→ Dataset rows:
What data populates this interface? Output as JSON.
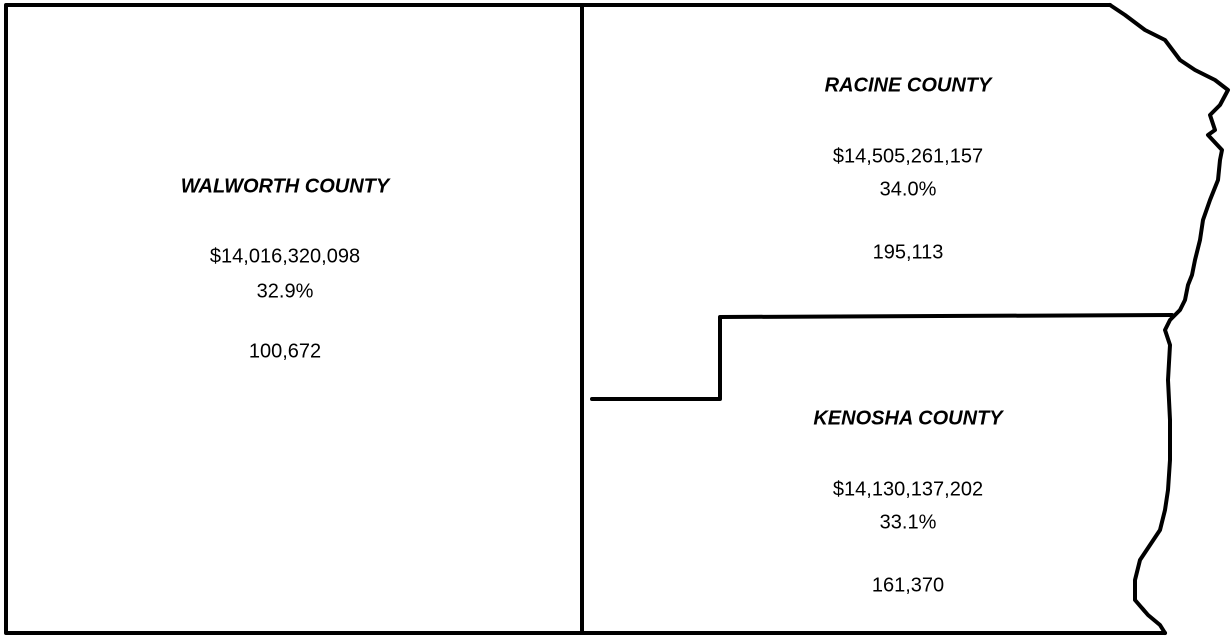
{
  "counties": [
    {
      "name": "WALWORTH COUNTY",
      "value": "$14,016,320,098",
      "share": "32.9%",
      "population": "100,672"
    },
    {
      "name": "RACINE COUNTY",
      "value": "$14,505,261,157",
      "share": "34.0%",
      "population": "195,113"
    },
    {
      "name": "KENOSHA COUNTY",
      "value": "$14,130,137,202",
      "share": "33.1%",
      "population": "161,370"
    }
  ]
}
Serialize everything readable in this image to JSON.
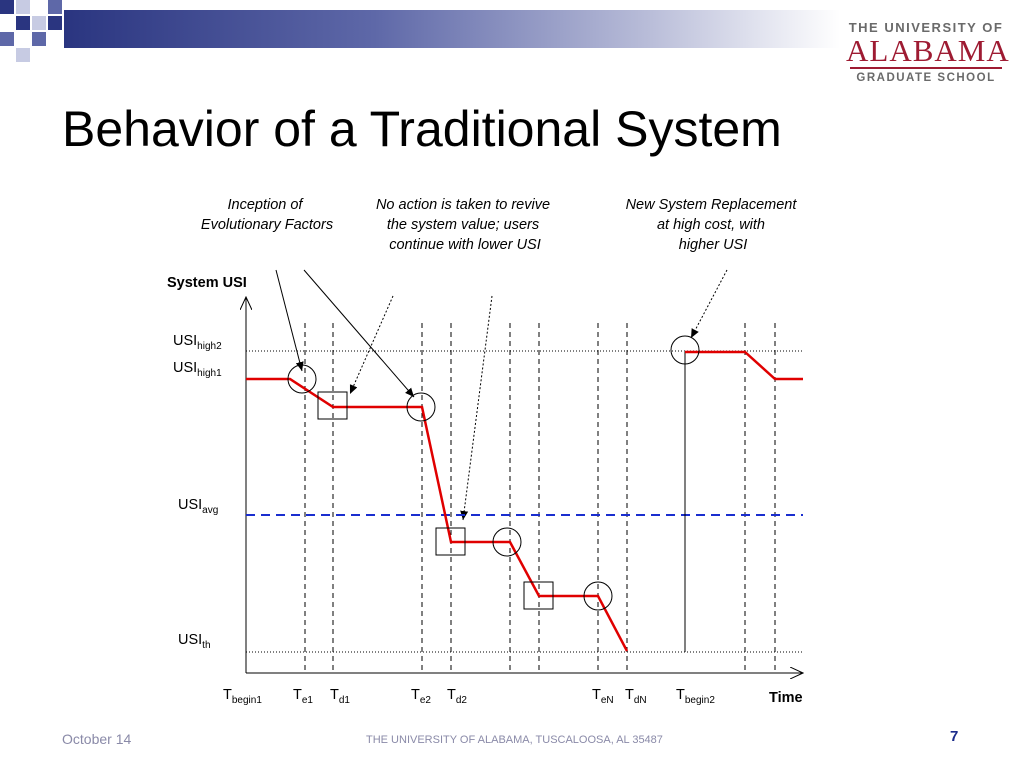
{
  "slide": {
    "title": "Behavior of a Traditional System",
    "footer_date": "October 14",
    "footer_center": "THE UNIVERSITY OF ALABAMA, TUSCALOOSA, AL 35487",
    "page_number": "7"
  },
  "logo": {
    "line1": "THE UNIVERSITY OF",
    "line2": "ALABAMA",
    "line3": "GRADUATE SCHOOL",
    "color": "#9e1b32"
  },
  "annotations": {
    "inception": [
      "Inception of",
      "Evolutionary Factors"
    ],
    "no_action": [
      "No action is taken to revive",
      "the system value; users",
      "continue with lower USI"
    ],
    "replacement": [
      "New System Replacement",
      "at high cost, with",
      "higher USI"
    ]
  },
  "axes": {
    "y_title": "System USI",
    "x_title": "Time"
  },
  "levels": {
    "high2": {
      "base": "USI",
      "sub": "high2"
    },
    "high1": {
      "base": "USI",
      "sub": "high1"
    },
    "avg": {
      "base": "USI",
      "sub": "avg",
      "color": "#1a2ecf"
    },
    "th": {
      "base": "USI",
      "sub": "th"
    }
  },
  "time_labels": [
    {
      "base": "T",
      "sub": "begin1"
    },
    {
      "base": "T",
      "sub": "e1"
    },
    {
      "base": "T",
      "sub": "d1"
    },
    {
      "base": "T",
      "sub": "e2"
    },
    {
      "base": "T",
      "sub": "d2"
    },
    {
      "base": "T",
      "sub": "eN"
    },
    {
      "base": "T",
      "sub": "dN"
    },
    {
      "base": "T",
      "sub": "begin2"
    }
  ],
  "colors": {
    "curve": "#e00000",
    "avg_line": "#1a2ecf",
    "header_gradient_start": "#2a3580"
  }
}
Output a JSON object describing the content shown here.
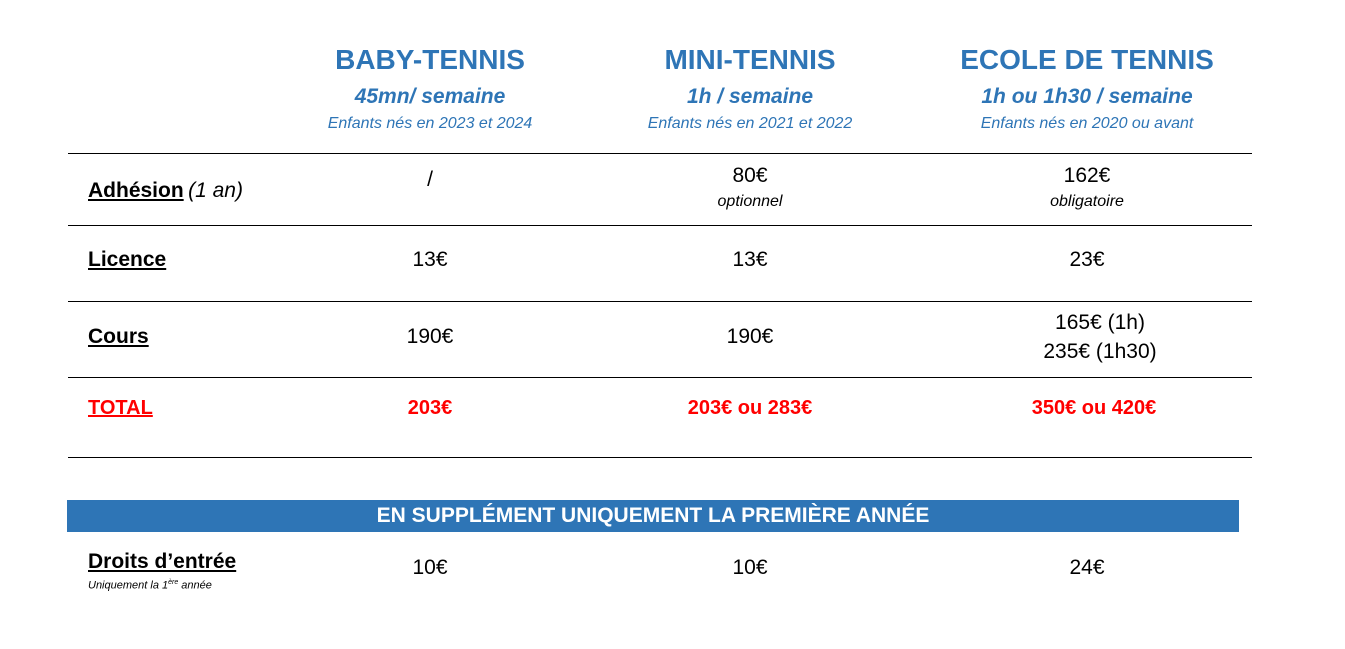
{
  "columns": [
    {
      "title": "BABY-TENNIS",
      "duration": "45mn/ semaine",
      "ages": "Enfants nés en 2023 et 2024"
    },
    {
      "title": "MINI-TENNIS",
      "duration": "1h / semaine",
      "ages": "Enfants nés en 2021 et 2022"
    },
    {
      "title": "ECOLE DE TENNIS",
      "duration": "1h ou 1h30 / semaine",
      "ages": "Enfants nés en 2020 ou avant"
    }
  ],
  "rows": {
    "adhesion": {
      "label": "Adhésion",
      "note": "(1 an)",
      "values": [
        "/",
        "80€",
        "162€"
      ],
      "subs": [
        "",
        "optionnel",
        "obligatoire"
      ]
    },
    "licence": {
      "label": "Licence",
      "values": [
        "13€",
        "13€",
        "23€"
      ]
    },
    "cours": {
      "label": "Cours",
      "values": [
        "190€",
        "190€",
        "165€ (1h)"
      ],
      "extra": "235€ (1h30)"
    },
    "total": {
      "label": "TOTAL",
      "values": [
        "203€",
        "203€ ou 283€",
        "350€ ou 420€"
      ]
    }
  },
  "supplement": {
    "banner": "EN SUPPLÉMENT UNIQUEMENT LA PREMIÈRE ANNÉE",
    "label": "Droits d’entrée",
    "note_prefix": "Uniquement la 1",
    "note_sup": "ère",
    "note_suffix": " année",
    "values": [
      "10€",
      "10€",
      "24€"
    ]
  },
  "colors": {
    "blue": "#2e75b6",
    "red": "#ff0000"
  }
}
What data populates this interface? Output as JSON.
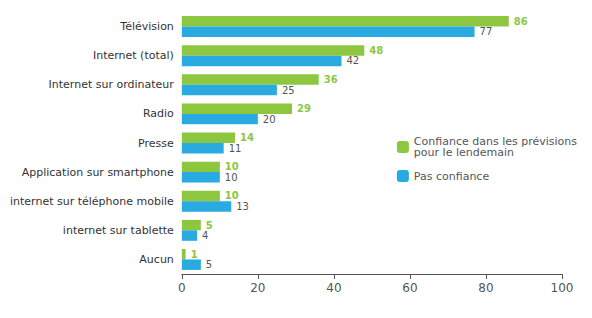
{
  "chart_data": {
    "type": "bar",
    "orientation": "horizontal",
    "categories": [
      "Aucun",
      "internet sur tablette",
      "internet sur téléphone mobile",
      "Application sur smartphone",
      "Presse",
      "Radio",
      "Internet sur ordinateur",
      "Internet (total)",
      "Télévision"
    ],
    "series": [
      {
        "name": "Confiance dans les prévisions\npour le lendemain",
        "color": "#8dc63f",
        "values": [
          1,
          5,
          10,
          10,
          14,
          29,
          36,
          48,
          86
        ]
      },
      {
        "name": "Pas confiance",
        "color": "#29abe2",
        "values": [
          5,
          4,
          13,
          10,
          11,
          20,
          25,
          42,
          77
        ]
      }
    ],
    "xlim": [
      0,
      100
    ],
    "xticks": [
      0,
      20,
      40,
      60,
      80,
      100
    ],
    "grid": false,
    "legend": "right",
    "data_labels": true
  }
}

→ Exercise instructions: Omit every image. Quote each record exactly.

→ Solved problem:
What data populates this interface? Output as JSON.
{
  "counties": [
    {
      "name": "WALWORTH COUNTY",
      "value": "$14,016,320,098",
      "share": "32.9%",
      "population": "100,672"
    },
    {
      "name": "RACINE COUNTY",
      "value": "$14,505,261,157",
      "share": "34.0%",
      "population": "195,113"
    },
    {
      "name": "KENOSHA COUNTY",
      "value": "$14,130,137,202",
      "share": "33.1%",
      "population": "161,370"
    }
  ]
}
Serialize everything readable in this image to JSON.
{
  "slide": {
    "title": "Behavior of a Traditional System",
    "footer_date": "October 14",
    "footer_center": "THE UNIVERSITY OF ALABAMA, TUSCALOOSA, AL 35487",
    "page_number": "7"
  },
  "logo": {
    "line1": "THE UNIVERSITY OF",
    "line2": "ALABAMA",
    "line3": "GRADUATE SCHOOL",
    "color": "#9e1b32"
  },
  "annotations": {
    "inception": [
      "Inception of",
      "Evolutionary Factors"
    ],
    "no_action": [
      "No action is taken to revive",
      "the system value; users",
      "continue with lower USI"
    ],
    "replacement": [
      "New System Replacement",
      "at high cost, with",
      "higher USI"
    ]
  },
  "axes": {
    "y_title": "System USI",
    "x_title": "Time"
  },
  "levels": {
    "high2": {
      "base": "USI",
      "sub": "high2"
    },
    "high1": {
      "base": "USI",
      "sub": "high1"
    },
    "avg": {
      "base": "USI",
      "sub": "avg",
      "color": "#1a2ecf"
    },
    "th": {
      "base": "USI",
      "sub": "th"
    }
  },
  "time_labels": [
    {
      "base": "T",
      "sub": "begin1"
    },
    {
      "base": "T",
      "sub": "e1"
    },
    {
      "base": "T",
      "sub": "d1"
    },
    {
      "base": "T",
      "sub": "e2"
    },
    {
      "base": "T",
      "sub": "d2"
    },
    {
      "base": "T",
      "sub": "eN"
    },
    {
      "base": "T",
      "sub": "dN"
    },
    {
      "base": "T",
      "sub": "begin2"
    }
  ],
  "colors": {
    "curve": "#e00000",
    "avg_line": "#1a2ecf",
    "header_gradient_start": "#2a3580"
  }
}
Output a JSON object describing the content shown here.
{
  "columns": [
    {
      "title": "BABY-TENNIS",
      "duration": "45mn/ semaine",
      "ages": "Enfants nés en 2023 et 2024"
    },
    {
      "title": "MINI-TENNIS",
      "duration": "1h / semaine",
      "ages": "Enfants nés en 2021 et 2022"
    },
    {
      "title": "ECOLE DE TENNIS",
      "duration": "1h ou 1h30 / semaine",
      "ages": "Enfants nés en 2020 ou avant"
    }
  ],
  "rows": {
    "adhesion": {
      "label": "Adhésion",
      "note": "(1 an)",
      "values": [
        "/",
        "80€",
        "162€"
      ],
      "subs": [
        "",
        "optionnel",
        "obligatoire"
      ]
    },
    "licence": {
      "label": "Licence",
      "values": [
        "13€",
        "13€",
        "23€"
      ]
    },
    "cours": {
      "label": "Cours",
      "values": [
        "190€",
        "190€",
        "165€ (1h)"
      ],
      "extra": "235€ (1h30)"
    },
    "total": {
      "label": "TOTAL",
      "values": [
        "203€",
        "203€ ou 283€",
        "350€ ou 420€"
      ]
    }
  },
  "supplement": {
    "banner": "EN SUPPLÉMENT UNIQUEMENT LA PREMIÈRE ANNÉE",
    "label": "Droits d’entrée",
    "note_prefix": "Uniquement la 1",
    "note_sup": "ère",
    "note_suffix": " année",
    "values": [
      "10€",
      "10€",
      "24€"
    ]
  },
  "colors": {
    "blue": "#2e75b6",
    "red": "#ff0000"
  }
}
What data populates this interface? Output as JSON.
{
  "chart_data": {
    "type": "bar",
    "orientation": "horizontal",
    "categories": [
      "Aucun",
      "internet sur tablette",
      "internet sur téléphone mobile",
      "Application sur smartphone",
      "Presse",
      "Radio",
      "Internet sur ordinateur",
      "Internet (total)",
      "Télévision"
    ],
    "series": [
      {
        "name": "Confiance dans les prévisions\npour le lendemain",
        "color": "#8dc63f",
        "values": [
          1,
          5,
          10,
          10,
          14,
          29,
          36,
          48,
          86
        ]
      },
      {
        "name": "Pas confiance",
        "color": "#29abe2",
        "values": [
          5,
          4,
          13,
          10,
          11,
          20,
          25,
          42,
          77
        ]
      }
    ],
    "xlim": [
      0,
      100
    ],
    "xticks": [
      0,
      20,
      40,
      60,
      80,
      100
    ],
    "grid": false,
    "legend": "right",
    "data_labels": true
  }
}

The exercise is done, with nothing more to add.